# Short problem
Make an exact copy of the listing below.

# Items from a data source

┏━━

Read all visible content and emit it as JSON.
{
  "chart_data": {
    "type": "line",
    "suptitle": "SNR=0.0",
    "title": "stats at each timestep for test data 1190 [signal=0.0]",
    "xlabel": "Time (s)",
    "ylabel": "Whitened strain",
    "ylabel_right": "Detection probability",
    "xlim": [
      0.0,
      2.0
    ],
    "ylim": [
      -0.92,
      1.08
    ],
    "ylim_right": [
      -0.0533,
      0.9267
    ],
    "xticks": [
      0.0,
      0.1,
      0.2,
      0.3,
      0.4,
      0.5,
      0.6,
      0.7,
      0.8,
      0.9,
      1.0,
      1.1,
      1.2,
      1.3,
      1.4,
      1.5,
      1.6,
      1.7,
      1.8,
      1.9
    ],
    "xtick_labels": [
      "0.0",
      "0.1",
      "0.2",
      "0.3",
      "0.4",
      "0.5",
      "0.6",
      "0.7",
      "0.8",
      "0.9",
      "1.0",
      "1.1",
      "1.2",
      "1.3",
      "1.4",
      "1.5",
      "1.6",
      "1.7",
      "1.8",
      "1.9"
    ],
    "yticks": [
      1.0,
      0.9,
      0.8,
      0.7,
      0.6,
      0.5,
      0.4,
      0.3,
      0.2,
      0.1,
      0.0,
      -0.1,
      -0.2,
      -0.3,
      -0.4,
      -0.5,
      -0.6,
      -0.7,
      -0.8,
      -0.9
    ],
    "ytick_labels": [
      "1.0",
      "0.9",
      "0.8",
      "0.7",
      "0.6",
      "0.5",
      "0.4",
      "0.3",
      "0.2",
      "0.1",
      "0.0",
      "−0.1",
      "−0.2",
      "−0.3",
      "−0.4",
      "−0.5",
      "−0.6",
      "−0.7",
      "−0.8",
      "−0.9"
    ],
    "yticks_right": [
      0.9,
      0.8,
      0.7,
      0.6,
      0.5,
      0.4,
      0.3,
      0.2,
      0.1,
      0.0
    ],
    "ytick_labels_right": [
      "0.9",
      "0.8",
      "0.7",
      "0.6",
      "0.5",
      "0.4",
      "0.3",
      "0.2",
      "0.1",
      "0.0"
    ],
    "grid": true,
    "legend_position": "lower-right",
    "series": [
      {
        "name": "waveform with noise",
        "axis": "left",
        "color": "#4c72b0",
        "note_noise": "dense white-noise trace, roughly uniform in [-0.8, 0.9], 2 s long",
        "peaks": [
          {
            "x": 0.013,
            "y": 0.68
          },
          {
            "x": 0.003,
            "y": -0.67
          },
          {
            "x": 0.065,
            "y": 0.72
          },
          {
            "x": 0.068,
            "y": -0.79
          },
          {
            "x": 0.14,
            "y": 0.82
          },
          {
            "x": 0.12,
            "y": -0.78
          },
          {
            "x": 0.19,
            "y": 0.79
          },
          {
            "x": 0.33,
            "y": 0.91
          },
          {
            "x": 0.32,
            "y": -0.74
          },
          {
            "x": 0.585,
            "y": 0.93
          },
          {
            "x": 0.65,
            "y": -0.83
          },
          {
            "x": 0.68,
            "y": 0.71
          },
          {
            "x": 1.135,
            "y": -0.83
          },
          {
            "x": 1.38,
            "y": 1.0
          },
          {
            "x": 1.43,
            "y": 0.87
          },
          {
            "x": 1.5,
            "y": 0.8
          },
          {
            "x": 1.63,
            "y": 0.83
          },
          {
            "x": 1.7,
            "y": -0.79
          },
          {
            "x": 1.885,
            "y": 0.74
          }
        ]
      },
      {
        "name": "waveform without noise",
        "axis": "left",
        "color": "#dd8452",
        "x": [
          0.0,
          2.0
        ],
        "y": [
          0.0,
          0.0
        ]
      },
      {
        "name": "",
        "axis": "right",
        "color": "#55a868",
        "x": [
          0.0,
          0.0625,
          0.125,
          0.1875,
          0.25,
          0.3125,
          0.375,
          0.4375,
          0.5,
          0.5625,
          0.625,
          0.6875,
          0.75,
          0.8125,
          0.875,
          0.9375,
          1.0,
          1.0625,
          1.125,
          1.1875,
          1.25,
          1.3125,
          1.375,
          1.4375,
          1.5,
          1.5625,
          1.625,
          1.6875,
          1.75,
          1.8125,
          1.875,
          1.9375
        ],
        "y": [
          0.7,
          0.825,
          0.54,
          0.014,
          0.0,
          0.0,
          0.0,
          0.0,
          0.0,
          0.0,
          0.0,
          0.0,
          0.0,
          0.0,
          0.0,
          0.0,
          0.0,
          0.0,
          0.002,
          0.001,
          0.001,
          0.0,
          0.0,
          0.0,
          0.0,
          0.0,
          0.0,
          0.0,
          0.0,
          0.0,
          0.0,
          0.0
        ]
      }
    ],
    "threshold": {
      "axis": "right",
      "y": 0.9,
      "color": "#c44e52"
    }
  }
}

┗━━

# Task result
Read all visible content and emit it as JSON.
{
  "chart_data": {
    "type": "line",
    "suptitle": "SNR=0.0",
    "title": "stats at each timestep for test data 1190 [signal=0.0]",
    "xlabel": "Time (s)",
    "ylabel": "Whitened strain",
    "ylabel_right": "Detection probability",
    "xlim": [
      0.0,
      2.0
    ],
    "ylim": [
      -0.92,
      1.08
    ],
    "ylim_right": [
      -0.0533,
      0.9267
    ],
    "xticks": [
      0.0,
      0.1,
      0.2,
      0.3,
      0.4,
      0.5,
      0.6,
      0.7,
      0.8,
      0.9,
      1.0,
      1.1,
      1.2,
      1.3,
      1.4,
      1.5,
      1.6,
      1.7,
      1.8,
      1.9
    ],
    "xtick_labels": [
      "0.0",
      "0.1",
      "0.2",
      "0.3",
      "0.4",
      "0.5",
      "0.6",
      "0.7",
      "0.8",
      "0.9",
      "1.0",
      "1.1",
      "1.2",
      "1.3",
      "1.4",
      "1.5",
      "1.6",
      "1.7",
      "1.8",
      "1.9"
    ],
    "yticks": [
      1.0,
      0.9,
      0.8,
      0.7,
      0.6,
      0.5,
      0.4,
      0.3,
      0.2,
      0.1,
      0.0,
      -0.1,
      -0.2,
      -0.3,
      -0.4,
      -0.5,
      -0.6,
      -0.7,
      -0.8,
      -0.9
    ],
    "ytick_labels": [
      "1.0",
      "0.9",
      "0.8",
      "0.7",
      "0.6",
      "0.5",
      "0.4",
      "0.3",
      "0.2",
      "0.1",
      "0.0",
      "−0.1",
      "−0.2",
      "−0.3",
      "−0.4",
      "−0.5",
      "−0.6",
      "−0.7",
      "−0.8",
      "−0.9"
    ],
    "yticks_right": [
      0.9,
      0.8,
      0.7,
      0.6,
      0.5,
      0.4,
      0.3,
      0.2,
      0.1,
      0.0
    ],
    "ytick_labels_right": [
      "0.9",
      "0.8",
      "0.7",
      "0.6",
      "0.5",
      "0.4",
      "0.3",
      "0.2",
      "0.1",
      "0.0"
    ],
    "grid": true,
    "legend_position": "lower-right",
    "series": [
      {
        "name": "waveform with noise",
        "axis": "left",
        "color": "#4c72b0",
        "note_noise": "dense white-noise trace, roughly uniform in [-0.8, 0.9], 2 s long",
        "peaks": [
          {
            "x": 0.013,
            "y": 0.68
          },
          {
            "x": 0.003,
            "y": -0.67
          },
          {
            "x": 0.065,
            "y": 0.72
          },
          {
            "x": 0.068,
            "y": -0.79
          },
          {
            "x": 0.14,
            "y": 0.82
          },
          {
            "x": 0.12,
            "y": -0.78
          },
          {
            "x": 0.19,
            "y": 0.79
          },
          {
            "x": 0.33,
            "y": 0.91
          },
          {
            "x": 0.32,
            "y": -0.74
          },
          {
            "x": 0.585,
            "y": 0.93
          },
          {
            "x": 0.65,
            "y": -0.83
          },
          {
            "x": 0.68,
            "y": 0.71
          },
          {
            "x": 1.135,
            "y": -0.83
          },
          {
            "x": 1.38,
            "y": 1.0
          },
          {
            "x": 1.43,
            "y": 0.87
          },
          {
            "x": 1.5,
            "y": 0.8
          },
          {
            "x": 1.63,
            "y": 0.83
          },
          {
            "x": 1.7,
            "y": -0.79
          },
          {
            "x": 1.885,
            "y": 0.74
          }
        ]
      },
      {
        "name": "waveform without noise",
        "axis": "left",
        "color": "#dd8452",
        "x": [
          0.0,
          2.0
        ],
        "y": [
          0.0,
          0.0
        ]
      },
      {
        "name": "",
        "axis": "right",
        "color": "#55a868",
        "x": [
          0.0,
          0.0625,
          0.125,
          0.1875,
          0.25,
          0.3125,
          0.375,
          0.4375,
          0.5,
          0.5625,
          0.625,
          0.6875,
          0.75,
          0.8125,
          0.875,
          0.9375,
          1.0,
          1.0625,
          1.125,
          1.1875,
          1.25,
          1.3125,
          1.375,
          1.4375,
          1.5,
          1.5625,
          1.625,
          1.6875,
          1.75,
          1.8125,
          1.875,
          1.9375
        ],
        "y": [
          0.7,
          0.825,
          0.54,
          0.014,
          0.0,
          0.0,
          0.0,
          0.0,
          0.0,
          0.0,
          0.0,
          0.0,
          0.0,
          0.0,
          0.0,
          0.0,
          0.0,
          0.0,
          0.002,
          0.001,
          0.001,
          0.0,
          0.0,
          0.0,
          0.0,
          0.0,
          0.0,
          0.0,
          0.0,
          0.0,
          0.0,
          0.0
        ]
      }
    ],
    "threshold": {
      "axis": "right",
      "y": 0.9,
      "color": "#c44e52"
    }
  }
}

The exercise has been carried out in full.